> **TASK A**
Edit the listing from its first line through the line containing "- signatory-title1: SECRETARIO", replacing "bbox" with "bounding box" and leaving everything else unchanged.

> **PASSAGE**
5. The Synoptic Gospels and John. The consensus of scholarship about source conclusions declines steeply as one moves from Mark through the Q Gospel and into John. Is John dependent on or independent if the three synoptic gospels? One expert claims, maximally, that there is now "a growing consensus" for dependence, but another concludes, minimally, that in the early decades of this century the safer position was dependence; then, between 1955 and 1980, the safer position was independence, until now neither position can be safely "taken for granted." In other words, at least this: you cannot now invoke consensus on the debate, but must at least summarize the reasons for your own position. But, clearly, in terms of the excavation metaphor, it is crucially important to discover for oneself whether John is or is not dependent on the synoptic gospels. Think, for example, of the passion story: are all versions dependent on Mark alone or do we have two independent sources in Mark and John?
6. The Gospel of Thomas. Among the Nag Hammadi texts was a complete Coptic gospel whose Greek original had been discovered but not recognized in fragments of three different copies found around the turn of the last century at modern Bahnasa (ancient Oxyrhynchus), about 120 miles south of Cairo. The Gospel of Thomas contains only aphorisms, parables, or short dialogues of Jesus and almost no narratives at all, especially no birth stories, miracle stories, or passion and resurrection stories. It has a distinctive theology denying any validity to a hope for the apocalyptic future, but demanding instead a return to the Edenic past through celibate asceticism. Once again, the textual-excavation question is whether it is dependent on or independent of the canonical gospels. There is probably a consensus for independence among Thomas experts in this country, but much less so in Europe or among the New Testament gospel scholars.
7. Common Sayings Tradition. About one-third of the material in the Q Gospel and the Gospel of Thomas is common data. There is no evidence that either gospel is dependent on the other in terms of redactional sequence or content. Further, the order of that common tradition is so completely divergent that no common written source can be plausibly postulated for it. Finally, there is no particular reason why the generally orderless Gospel of Thomas would have changed any written source's order. Yet there are, by the most conservative estimate, thirty-seven units of tradition adopted and adapted by both gospels into their own quite different theological frameworks. This is one very significant case where a mass of "oral tradition" can be seen most clearly at work.
9. The Gospel of Peter. The Gospel of Peter is a second-century gospel known, like the Gospel of Thomas, from two separate discoveries. A large Greek fragment of about sixty versus, copied into a pocketbook codex between 600 and 900, was found in 1886-87 at Akmim, about 310 miles south of Cairo. Two tiny Greek fragments of under three versus, from a scroll dated to about 200, were found among those turn-of-the-century Oxyrhynchus papyri mentioned above. The present content narrates the trial, death, burial, resurrection, and apparition (presumably) of Jesus, starts and ends in mid-sentence, and is dependent on the canonical gospels. But the major question is whether it also contains another account that is both narratively consecutive and canonically independent. If so, what is the content of that separate story?

> **WORKING DATA**
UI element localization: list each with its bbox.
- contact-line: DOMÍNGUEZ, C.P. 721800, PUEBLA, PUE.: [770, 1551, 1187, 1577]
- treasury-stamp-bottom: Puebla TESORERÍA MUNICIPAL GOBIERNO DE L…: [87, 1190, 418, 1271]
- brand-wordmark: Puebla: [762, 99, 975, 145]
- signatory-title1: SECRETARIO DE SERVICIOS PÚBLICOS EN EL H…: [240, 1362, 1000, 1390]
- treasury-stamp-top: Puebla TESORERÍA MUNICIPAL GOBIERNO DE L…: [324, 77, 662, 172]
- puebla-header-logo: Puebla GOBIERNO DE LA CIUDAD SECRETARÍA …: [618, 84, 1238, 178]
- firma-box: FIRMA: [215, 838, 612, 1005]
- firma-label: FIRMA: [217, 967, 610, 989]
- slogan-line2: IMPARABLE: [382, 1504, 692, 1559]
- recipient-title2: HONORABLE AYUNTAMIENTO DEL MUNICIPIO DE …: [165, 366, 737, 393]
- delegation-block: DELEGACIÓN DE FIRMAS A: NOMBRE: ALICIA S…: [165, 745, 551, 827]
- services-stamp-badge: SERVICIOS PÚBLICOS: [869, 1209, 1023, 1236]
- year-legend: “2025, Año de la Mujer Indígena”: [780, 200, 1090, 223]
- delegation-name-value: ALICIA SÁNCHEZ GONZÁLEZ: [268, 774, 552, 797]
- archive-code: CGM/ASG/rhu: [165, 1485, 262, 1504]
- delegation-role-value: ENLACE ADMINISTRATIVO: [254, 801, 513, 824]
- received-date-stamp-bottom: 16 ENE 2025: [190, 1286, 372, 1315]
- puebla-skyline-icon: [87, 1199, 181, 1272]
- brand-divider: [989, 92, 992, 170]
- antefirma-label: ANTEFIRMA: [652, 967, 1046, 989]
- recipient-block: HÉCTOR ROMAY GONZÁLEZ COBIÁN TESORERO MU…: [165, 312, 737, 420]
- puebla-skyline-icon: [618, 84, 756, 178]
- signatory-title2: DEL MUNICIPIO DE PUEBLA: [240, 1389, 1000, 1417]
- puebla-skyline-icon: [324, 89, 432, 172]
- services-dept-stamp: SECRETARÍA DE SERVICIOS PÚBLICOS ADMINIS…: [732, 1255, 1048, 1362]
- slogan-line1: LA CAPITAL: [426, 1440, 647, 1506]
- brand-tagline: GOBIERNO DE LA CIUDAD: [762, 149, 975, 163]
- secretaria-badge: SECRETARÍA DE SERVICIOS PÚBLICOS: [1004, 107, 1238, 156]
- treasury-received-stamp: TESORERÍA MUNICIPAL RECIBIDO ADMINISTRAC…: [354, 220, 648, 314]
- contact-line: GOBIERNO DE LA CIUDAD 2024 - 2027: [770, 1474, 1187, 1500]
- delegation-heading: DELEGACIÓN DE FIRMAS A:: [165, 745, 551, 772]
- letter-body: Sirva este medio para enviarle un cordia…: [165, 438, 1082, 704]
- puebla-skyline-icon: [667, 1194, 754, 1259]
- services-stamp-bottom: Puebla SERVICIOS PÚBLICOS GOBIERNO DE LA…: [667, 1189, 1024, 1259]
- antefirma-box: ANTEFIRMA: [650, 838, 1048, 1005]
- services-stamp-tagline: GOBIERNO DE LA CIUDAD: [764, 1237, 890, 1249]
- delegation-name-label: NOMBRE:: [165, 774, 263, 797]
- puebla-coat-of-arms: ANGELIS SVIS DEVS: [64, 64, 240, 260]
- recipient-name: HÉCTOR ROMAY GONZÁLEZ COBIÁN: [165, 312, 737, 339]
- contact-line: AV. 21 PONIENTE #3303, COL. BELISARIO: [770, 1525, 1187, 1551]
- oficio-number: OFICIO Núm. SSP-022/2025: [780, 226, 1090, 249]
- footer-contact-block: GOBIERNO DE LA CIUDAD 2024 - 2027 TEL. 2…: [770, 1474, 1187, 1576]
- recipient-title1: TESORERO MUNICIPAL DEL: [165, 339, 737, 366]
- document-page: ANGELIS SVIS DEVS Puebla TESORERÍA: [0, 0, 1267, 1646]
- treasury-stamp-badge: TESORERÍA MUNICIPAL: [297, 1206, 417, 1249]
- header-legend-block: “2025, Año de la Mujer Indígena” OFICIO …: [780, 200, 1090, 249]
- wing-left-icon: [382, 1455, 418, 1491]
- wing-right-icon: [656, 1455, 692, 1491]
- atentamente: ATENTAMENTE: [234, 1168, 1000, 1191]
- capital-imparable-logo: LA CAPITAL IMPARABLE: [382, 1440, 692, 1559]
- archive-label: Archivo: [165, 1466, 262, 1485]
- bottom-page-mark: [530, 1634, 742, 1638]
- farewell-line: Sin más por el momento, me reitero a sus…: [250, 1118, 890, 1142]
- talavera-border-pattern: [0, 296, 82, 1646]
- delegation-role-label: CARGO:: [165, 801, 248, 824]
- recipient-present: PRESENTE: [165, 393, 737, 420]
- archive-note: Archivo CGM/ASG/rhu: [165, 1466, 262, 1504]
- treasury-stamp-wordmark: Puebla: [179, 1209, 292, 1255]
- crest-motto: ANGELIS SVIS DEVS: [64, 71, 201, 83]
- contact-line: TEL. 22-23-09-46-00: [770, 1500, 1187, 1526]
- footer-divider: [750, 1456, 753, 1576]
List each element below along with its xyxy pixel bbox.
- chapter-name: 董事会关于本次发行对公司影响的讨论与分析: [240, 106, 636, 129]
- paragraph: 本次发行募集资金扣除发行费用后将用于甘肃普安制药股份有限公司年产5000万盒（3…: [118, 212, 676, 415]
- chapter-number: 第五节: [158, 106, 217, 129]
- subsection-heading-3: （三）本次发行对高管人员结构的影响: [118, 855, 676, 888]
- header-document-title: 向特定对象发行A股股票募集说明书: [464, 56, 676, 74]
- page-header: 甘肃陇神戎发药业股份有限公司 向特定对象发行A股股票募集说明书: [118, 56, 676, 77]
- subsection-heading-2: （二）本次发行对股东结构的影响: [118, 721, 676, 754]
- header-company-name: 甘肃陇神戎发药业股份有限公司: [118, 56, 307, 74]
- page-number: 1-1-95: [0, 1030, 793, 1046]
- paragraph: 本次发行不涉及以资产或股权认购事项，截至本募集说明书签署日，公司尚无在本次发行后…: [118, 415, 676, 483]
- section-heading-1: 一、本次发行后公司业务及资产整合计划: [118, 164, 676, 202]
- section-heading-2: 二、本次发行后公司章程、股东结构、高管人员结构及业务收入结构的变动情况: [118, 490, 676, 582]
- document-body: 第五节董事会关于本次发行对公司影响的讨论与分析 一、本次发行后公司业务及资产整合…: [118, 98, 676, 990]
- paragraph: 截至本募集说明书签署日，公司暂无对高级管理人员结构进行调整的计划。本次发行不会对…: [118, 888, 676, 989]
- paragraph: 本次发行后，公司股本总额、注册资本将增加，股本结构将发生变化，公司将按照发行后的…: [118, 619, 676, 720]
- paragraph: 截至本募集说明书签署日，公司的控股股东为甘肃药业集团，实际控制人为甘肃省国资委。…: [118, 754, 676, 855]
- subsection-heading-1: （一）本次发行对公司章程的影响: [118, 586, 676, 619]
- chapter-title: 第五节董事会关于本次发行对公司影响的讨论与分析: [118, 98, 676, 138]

> **TASK B**
Answer these questions from the passage on gospel sources:
(i) What was the ancient name of modern Bahnasa?
(ii) Where and in what years was the large Greek fragment of the Gospel of Peter found?
(iii) By the most conservative estimate, how many units of tradition did the Q Gospel and the Gospel of Thomas both adopt?

> **RESPONSE A**
UI element localization: list each with its bounding box.
- contact-line: DOMÍNGUEZ, C.P. 721800, PUEBLA, PUE.: [770, 1551, 1187, 1577]
- treasury-stamp-bottom: Puebla TESORERÍA MUNICIPAL GOBIERNO DE L…: [87, 1190, 418, 1271]
- brand-wordmark: Puebla: [762, 99, 975, 145]
- signatory-title1: SECRETARIO DE SERVICIOS PÚBLICOS EN EL H…: [240, 1362, 1000, 1390]

> **RESPONSE B**
(i) Oxyrhynchus
(ii) At Akmim, in 1886-87
(iii) Thirty-seven